====== Reading passage

When an application wants to save a frame as PNG, pass an image to WIC or GDI, or display video content in a UI, what it usually wants is an RGB pixel buffer.

But the frames that come out of a Media Foundation decoder are very often YUV-family formats such as NV12 or YUY2. If those raw bytes are treated as if they were already RGB pixels, the result is usually a broken image: wrong colors, stripes, or a suspicious green cast.

The earlier article What Media Foundation Is - Why It Starts to Feel Like COM and Windows Media APIs at the Same Time covered the broader shape of Media Foundation.
How to Extract a Still Image from an MP4 with Media Foundation - A Single .cpp File You Can Paste into a C++ Console App focused on still-image extraction.
This article sits in the middle and focuses on YUV to RGB conversion itself.

There are two practical patterns:

  • Pattern A: let IMFSourceReader deliver RGB32 directly
  • Pattern B: receive NV12 or YUY2 and convert to RGB in your own code

The goal here is not to memorize API names. The goal is to make the flow clear enough that you can picture where YUV appears in Media Foundation and where RGB enters the story.

============
====== Rows

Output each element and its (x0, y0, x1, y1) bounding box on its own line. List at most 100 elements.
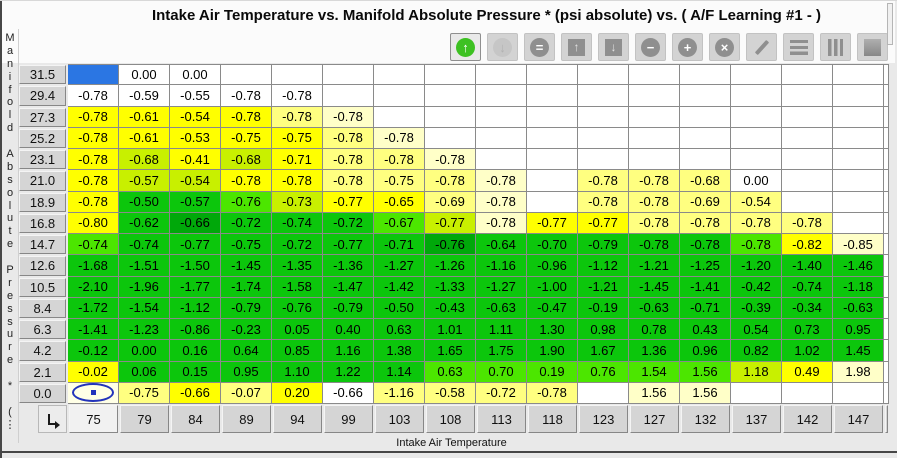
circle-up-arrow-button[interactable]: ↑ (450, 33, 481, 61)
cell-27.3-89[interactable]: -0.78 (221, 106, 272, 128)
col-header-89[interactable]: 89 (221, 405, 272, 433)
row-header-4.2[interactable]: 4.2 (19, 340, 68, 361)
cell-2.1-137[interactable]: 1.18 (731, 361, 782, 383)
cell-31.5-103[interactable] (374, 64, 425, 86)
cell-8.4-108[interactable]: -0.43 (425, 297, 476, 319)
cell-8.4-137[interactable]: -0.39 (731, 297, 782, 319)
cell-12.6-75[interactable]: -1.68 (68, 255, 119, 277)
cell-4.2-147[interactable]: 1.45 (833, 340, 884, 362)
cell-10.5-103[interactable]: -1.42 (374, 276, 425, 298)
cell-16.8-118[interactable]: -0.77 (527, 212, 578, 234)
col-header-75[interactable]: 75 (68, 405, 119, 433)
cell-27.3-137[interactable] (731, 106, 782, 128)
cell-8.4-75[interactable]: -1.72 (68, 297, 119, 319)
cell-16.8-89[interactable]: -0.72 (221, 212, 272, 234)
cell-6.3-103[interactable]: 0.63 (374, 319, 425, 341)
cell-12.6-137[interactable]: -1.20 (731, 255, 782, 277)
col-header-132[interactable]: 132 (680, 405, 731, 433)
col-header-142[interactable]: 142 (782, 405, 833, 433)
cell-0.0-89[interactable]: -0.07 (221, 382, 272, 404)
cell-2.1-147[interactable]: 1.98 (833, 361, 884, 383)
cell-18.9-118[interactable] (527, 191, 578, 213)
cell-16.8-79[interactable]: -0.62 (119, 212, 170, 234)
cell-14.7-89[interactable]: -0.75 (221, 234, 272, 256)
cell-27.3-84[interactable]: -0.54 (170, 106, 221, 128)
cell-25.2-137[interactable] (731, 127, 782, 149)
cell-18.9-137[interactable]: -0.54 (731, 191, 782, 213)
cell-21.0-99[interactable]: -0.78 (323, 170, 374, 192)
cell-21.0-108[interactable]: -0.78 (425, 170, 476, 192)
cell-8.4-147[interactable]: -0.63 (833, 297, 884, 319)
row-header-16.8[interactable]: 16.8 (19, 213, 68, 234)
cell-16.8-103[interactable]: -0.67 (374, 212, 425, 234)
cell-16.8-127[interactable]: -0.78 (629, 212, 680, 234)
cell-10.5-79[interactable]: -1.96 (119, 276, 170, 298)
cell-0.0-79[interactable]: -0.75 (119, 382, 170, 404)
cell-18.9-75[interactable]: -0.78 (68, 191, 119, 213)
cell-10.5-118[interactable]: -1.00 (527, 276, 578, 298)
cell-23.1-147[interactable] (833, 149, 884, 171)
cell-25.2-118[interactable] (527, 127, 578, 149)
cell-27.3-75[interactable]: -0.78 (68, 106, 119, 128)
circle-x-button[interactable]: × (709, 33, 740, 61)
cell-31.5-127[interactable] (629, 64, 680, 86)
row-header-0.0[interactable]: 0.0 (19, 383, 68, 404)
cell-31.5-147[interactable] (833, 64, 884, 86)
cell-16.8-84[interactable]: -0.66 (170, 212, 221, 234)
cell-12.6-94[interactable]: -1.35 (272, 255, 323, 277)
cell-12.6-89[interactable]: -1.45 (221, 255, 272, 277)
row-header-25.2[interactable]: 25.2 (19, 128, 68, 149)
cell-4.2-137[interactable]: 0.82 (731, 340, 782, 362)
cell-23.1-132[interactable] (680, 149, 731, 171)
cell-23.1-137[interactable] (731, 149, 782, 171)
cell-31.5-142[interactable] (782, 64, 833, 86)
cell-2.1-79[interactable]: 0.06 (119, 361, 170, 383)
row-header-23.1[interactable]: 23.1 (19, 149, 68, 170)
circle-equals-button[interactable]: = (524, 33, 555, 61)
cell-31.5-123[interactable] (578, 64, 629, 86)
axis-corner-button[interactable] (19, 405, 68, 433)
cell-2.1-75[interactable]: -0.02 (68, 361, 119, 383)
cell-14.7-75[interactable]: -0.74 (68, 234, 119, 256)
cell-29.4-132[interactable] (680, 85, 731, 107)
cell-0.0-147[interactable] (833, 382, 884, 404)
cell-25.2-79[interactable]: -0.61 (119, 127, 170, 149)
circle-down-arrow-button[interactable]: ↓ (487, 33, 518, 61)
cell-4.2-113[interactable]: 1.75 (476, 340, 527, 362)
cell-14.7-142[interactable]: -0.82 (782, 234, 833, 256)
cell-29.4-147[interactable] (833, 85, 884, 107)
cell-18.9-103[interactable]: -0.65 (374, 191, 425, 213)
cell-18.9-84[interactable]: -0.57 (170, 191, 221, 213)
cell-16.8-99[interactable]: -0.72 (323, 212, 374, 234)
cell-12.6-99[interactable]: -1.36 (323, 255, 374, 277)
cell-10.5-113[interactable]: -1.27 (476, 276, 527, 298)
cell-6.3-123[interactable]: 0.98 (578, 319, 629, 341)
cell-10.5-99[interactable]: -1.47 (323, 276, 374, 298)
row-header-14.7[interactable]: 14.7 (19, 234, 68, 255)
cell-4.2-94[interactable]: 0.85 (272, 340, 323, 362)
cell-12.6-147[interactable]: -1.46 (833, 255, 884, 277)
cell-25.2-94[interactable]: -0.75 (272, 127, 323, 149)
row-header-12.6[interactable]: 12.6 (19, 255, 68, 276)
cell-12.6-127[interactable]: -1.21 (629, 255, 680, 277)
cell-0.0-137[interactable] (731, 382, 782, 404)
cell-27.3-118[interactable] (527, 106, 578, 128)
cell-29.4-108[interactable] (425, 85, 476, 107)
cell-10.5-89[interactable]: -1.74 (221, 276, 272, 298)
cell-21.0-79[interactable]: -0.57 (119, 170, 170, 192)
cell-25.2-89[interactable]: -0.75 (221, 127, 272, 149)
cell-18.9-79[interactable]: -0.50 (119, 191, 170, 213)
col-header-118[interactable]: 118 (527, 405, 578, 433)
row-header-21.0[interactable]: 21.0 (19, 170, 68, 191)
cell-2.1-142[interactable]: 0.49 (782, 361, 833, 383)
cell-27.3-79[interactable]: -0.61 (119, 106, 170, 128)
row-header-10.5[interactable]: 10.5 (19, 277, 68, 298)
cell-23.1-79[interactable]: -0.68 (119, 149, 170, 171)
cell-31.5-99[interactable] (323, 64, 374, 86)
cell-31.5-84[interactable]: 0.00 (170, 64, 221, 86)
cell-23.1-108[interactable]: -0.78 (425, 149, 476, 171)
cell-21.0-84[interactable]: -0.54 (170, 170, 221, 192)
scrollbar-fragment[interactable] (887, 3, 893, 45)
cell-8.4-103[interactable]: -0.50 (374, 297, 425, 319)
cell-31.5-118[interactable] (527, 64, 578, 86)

============
====== Rows

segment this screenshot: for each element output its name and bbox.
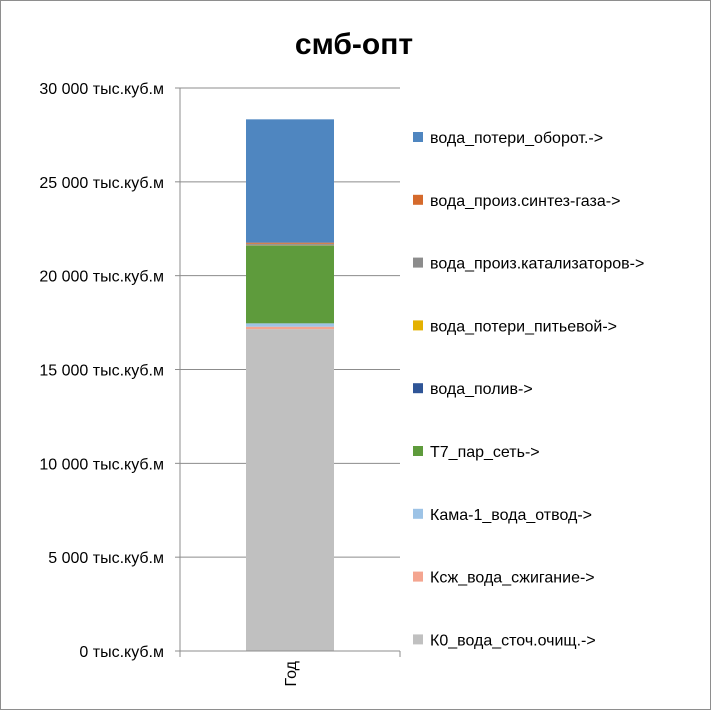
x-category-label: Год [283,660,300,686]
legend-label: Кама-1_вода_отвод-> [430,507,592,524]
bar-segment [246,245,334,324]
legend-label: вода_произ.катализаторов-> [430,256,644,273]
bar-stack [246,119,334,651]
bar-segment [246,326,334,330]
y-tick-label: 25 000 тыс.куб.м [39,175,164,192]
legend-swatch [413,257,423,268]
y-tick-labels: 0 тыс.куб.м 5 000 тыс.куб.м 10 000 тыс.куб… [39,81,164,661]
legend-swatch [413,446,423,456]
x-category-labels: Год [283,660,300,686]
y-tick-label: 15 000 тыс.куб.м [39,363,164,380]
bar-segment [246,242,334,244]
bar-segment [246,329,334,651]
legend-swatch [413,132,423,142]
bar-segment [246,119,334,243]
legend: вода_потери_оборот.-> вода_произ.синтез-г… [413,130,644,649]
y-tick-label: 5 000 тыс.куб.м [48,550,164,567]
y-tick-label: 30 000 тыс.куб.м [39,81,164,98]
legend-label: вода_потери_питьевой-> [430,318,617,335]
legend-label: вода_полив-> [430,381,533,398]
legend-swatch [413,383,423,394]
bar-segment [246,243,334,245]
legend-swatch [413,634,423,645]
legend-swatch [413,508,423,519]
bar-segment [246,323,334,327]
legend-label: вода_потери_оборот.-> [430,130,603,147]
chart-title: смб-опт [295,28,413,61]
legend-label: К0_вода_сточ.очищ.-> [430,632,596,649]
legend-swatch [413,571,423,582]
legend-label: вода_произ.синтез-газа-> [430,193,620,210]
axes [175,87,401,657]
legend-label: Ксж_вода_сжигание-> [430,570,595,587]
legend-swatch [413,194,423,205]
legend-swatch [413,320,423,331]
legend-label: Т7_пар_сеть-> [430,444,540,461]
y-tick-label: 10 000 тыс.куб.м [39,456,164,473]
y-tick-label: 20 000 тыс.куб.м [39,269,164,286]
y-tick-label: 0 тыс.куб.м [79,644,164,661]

============
====== Rows

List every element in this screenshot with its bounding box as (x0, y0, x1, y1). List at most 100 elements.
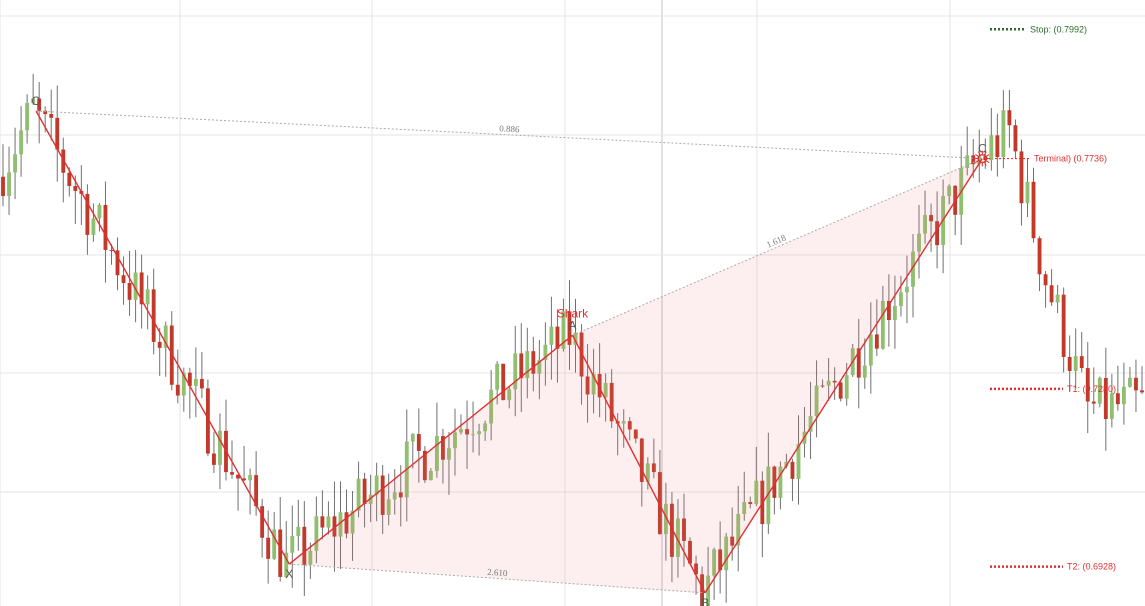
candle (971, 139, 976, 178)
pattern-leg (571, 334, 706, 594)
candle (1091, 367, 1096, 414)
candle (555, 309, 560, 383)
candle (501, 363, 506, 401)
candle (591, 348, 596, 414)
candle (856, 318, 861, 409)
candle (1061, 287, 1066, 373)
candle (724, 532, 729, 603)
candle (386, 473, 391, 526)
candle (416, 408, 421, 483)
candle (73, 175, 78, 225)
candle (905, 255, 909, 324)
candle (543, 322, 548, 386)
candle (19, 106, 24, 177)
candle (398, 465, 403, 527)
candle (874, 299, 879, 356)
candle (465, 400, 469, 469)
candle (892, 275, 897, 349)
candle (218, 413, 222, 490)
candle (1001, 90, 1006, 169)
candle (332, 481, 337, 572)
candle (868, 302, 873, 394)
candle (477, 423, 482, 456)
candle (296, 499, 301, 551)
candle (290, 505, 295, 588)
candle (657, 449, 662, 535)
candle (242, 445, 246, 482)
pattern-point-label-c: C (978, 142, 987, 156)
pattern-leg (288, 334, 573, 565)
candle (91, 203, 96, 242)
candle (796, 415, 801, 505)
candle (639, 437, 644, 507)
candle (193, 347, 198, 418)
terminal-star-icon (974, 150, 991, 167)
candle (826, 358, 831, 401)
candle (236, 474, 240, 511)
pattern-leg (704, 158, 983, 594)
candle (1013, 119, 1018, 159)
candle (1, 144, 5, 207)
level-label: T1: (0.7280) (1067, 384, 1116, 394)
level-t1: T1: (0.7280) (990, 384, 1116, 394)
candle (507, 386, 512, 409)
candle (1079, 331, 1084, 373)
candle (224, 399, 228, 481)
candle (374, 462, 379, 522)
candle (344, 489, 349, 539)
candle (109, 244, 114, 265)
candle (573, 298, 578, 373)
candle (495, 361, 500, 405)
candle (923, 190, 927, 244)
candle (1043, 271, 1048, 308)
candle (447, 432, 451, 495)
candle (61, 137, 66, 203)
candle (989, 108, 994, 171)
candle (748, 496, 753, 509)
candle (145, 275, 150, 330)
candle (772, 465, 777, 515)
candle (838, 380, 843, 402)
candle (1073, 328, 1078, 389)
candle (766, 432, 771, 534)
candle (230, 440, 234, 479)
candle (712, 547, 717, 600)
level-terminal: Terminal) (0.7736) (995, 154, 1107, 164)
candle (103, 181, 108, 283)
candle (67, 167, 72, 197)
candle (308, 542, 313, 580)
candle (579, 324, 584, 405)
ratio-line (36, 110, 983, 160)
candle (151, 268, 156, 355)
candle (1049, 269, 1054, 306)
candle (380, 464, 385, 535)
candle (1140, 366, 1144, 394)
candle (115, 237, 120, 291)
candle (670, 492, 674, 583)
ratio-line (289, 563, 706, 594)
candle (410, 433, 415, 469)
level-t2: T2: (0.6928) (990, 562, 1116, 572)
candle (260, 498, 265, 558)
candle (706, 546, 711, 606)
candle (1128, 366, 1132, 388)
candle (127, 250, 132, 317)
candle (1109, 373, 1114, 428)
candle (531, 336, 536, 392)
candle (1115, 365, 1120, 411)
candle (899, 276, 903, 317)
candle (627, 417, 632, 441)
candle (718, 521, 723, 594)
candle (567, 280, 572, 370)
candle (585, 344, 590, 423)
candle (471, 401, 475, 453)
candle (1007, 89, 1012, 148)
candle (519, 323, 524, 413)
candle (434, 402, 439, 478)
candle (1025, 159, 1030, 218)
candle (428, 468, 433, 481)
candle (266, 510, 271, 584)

============

### Written problem
According to the article on YUV to RGB conversion, in what kind of formats do frames from a Media Foundation decoder very often come out? The records have no role in this exercise.

### Result
They very often come out in YUV-family formats such as NV12 or YUY2.